EXERCISE MATERIALS:
[START]

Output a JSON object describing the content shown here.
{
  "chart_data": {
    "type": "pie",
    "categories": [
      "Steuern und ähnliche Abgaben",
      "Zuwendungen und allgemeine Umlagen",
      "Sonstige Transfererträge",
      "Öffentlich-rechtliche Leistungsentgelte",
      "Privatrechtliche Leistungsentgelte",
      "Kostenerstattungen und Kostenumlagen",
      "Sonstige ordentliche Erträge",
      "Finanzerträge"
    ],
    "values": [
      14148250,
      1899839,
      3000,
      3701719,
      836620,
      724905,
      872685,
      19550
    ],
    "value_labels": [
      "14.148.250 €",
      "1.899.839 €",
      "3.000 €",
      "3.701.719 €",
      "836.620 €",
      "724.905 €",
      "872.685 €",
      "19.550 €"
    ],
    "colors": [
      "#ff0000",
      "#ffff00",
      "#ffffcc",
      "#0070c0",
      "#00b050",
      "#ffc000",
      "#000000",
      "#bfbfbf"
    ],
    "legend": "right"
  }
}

[END]
[START]

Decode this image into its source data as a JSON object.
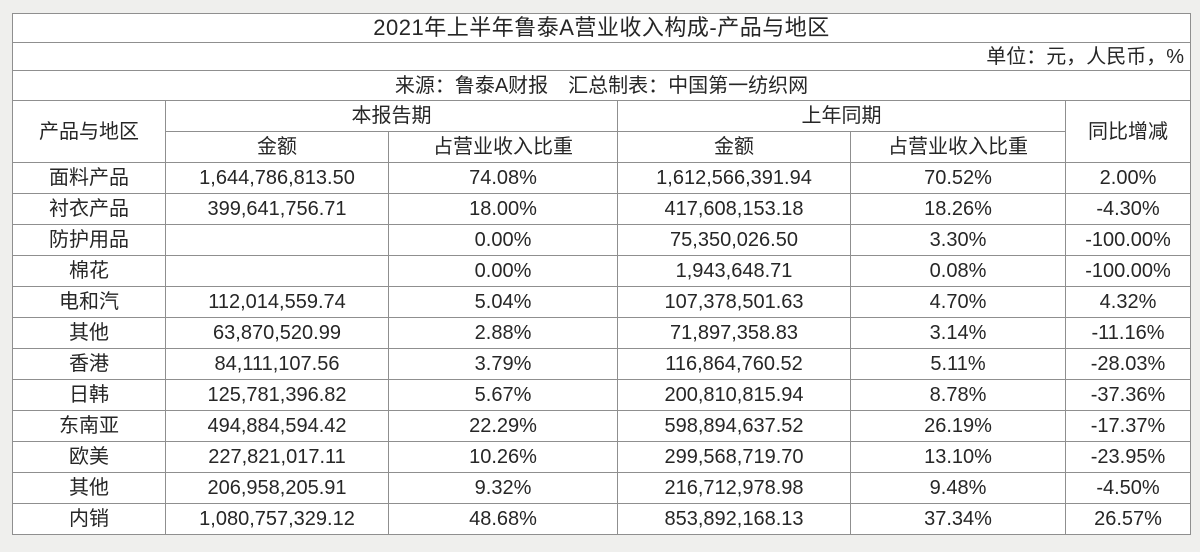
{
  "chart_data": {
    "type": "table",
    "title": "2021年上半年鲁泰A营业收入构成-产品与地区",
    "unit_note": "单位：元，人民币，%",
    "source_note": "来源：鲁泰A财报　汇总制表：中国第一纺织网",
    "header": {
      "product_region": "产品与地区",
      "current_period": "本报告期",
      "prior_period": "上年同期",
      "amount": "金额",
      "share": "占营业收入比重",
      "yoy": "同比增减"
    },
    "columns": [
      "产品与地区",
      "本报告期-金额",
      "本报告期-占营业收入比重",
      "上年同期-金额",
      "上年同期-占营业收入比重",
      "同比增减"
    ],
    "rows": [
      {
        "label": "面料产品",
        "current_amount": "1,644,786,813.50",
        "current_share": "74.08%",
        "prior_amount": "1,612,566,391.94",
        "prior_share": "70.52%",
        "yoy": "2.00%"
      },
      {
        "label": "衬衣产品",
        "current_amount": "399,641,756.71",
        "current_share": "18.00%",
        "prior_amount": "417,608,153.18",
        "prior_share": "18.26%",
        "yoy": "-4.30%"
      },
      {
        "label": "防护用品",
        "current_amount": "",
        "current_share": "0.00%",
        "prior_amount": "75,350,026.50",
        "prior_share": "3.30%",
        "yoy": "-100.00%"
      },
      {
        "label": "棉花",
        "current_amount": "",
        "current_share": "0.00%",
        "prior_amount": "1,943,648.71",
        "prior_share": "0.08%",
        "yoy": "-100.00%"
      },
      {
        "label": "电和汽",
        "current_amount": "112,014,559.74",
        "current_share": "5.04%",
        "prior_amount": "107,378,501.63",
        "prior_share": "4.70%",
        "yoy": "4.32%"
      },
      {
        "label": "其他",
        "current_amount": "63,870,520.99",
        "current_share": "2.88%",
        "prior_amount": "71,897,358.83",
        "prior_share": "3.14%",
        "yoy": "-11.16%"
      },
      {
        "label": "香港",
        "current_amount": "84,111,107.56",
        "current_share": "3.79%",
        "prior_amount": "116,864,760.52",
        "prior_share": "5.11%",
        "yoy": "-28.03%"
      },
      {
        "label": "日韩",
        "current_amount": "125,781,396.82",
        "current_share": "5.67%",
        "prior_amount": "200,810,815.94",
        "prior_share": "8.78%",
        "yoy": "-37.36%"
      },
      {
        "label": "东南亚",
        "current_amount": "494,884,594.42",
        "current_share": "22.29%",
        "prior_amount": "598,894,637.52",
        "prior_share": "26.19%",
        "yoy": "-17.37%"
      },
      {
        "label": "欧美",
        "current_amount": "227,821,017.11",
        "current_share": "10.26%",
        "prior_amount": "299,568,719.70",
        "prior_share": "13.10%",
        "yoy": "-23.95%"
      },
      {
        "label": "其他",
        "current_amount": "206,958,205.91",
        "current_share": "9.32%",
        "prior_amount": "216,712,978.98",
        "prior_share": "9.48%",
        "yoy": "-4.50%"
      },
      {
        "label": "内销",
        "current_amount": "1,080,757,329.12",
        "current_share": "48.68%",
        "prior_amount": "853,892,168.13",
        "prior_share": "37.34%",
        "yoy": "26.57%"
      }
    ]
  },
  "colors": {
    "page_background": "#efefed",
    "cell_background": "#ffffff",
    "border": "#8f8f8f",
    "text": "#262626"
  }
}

[END]

WHAT IS BEING ASKED: Copy out each line that contains the word "占营业收入比重".

SOLVED PROBLEM:
      "share": "占营业收入比重",
      "本报告期-占营业收入比重",
      "上年同期-占营业收入比重",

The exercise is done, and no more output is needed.